(Figure data in JSON)

==============================

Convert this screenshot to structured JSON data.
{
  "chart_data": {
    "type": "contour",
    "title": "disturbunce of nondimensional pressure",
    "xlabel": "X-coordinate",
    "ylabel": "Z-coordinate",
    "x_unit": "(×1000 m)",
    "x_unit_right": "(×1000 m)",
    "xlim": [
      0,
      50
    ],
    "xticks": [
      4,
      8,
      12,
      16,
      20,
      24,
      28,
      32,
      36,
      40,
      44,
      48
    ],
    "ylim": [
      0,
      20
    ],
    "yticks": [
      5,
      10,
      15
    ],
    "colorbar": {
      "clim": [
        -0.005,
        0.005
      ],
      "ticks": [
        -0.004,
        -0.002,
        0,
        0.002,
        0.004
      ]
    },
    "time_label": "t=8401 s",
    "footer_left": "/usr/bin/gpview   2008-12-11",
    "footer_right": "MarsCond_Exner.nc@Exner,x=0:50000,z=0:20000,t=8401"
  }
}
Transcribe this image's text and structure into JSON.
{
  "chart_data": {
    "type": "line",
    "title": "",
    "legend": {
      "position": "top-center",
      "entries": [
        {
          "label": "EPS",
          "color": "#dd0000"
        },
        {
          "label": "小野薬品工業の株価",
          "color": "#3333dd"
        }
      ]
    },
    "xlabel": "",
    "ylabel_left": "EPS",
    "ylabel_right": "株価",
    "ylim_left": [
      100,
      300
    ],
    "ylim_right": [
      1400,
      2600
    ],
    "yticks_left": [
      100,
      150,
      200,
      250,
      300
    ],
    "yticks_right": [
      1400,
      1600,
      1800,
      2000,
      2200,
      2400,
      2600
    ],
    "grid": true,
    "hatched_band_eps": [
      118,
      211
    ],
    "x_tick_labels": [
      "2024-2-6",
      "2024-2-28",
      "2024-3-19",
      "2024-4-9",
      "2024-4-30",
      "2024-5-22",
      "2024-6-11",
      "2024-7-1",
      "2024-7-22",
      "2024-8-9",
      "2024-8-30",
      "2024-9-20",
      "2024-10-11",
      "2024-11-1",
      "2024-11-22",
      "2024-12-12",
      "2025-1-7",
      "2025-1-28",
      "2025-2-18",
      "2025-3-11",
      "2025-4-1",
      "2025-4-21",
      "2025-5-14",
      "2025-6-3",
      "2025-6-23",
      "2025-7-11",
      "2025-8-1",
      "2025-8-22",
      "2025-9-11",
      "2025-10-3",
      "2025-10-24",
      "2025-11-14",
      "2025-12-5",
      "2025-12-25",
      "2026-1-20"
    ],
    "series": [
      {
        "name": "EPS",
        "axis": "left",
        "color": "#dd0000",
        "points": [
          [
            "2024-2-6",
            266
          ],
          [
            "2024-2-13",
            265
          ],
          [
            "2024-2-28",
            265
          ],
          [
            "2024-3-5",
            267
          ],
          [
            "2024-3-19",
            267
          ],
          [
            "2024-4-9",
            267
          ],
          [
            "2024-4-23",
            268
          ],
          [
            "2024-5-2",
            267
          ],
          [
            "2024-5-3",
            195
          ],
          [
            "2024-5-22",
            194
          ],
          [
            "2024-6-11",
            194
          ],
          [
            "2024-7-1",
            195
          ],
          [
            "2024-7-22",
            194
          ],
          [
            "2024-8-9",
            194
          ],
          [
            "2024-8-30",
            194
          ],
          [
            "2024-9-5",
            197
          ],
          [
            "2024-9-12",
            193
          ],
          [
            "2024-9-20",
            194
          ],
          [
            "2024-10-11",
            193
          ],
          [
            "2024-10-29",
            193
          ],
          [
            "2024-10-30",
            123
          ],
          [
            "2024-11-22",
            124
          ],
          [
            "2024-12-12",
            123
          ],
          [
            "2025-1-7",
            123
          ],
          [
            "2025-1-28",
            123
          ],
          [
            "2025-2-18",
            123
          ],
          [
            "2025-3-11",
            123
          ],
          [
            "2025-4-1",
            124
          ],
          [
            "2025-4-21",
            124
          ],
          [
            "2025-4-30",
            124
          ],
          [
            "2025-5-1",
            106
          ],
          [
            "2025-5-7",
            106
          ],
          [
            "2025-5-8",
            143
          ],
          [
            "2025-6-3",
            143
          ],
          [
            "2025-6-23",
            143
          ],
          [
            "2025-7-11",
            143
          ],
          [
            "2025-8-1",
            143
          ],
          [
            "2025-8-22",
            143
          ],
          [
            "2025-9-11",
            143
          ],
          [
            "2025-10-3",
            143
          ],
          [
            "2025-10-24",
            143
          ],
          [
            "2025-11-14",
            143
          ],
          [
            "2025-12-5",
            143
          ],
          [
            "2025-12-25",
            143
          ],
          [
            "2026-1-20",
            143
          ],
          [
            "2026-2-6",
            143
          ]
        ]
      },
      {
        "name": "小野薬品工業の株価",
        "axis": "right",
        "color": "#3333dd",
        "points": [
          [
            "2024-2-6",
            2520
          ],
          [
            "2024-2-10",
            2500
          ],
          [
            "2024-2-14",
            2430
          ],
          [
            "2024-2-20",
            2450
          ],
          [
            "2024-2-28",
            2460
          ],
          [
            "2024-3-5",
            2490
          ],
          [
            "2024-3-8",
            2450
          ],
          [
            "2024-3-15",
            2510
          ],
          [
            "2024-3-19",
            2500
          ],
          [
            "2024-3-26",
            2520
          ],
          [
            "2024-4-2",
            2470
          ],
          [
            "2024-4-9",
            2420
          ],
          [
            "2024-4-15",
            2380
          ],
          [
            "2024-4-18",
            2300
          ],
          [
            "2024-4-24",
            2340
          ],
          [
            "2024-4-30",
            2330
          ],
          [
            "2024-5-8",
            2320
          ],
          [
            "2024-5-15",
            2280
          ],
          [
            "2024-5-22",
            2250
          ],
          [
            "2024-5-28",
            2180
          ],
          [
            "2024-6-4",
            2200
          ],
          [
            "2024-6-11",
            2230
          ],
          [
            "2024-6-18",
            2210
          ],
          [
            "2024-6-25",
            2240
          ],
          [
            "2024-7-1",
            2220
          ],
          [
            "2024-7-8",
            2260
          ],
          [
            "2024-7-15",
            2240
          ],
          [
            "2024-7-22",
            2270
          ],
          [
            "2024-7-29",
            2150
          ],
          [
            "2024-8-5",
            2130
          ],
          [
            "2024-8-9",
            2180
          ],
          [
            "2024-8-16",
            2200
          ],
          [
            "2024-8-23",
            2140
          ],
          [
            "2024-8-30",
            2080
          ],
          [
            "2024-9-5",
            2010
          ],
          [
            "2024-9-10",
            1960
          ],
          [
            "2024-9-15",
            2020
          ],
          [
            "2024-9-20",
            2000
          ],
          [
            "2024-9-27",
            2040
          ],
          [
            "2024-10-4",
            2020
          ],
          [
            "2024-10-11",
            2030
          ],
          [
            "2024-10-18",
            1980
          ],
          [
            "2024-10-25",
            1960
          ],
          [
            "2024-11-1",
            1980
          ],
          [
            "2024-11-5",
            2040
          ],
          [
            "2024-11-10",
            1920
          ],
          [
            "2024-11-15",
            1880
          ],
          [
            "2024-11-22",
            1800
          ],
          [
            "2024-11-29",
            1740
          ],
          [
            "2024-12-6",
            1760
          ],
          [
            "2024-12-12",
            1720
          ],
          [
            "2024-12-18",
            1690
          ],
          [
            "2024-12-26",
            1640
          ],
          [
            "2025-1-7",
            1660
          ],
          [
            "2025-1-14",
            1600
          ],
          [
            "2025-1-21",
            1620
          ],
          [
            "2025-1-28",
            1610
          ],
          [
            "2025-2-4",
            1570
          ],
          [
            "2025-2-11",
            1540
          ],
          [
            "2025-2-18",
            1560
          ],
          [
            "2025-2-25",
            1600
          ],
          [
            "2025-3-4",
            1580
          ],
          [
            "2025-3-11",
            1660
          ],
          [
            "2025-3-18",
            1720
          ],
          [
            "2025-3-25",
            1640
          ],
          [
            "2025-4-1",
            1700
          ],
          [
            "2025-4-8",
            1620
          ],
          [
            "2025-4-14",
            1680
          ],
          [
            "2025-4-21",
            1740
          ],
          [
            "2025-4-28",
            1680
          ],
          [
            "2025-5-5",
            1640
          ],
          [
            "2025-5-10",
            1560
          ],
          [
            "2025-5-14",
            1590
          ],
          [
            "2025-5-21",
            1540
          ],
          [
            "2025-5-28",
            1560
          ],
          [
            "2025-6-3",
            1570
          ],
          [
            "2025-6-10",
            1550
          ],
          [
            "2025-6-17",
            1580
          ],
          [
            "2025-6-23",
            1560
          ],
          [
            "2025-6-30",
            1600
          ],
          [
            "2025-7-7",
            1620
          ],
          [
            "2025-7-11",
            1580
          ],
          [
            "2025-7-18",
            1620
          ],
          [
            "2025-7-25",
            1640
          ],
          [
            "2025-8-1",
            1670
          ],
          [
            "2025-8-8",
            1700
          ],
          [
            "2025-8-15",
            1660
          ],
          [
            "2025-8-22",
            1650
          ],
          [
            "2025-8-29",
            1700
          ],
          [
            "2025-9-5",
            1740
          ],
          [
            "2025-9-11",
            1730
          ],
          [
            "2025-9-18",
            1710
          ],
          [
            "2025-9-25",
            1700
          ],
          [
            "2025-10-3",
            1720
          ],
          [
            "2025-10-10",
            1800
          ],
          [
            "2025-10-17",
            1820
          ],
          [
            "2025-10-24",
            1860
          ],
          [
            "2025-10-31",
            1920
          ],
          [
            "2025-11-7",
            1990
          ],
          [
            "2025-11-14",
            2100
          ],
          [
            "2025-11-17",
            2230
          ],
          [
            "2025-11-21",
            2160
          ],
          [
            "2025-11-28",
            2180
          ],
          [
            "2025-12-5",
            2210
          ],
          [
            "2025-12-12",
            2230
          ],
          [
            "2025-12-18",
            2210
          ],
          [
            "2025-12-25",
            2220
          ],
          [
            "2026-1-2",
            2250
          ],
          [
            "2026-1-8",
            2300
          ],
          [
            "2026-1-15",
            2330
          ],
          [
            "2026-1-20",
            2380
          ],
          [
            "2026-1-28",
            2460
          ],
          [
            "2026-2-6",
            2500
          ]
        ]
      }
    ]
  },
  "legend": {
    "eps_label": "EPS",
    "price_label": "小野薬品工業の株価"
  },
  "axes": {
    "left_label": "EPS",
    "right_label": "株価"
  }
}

==============================

◆ The task
Which lines contain the word "coordinate"? Return each of them.

◆ Finished exercise
    "xlabel": "X-coordinate",
    "ylabel": "Z-coordinate",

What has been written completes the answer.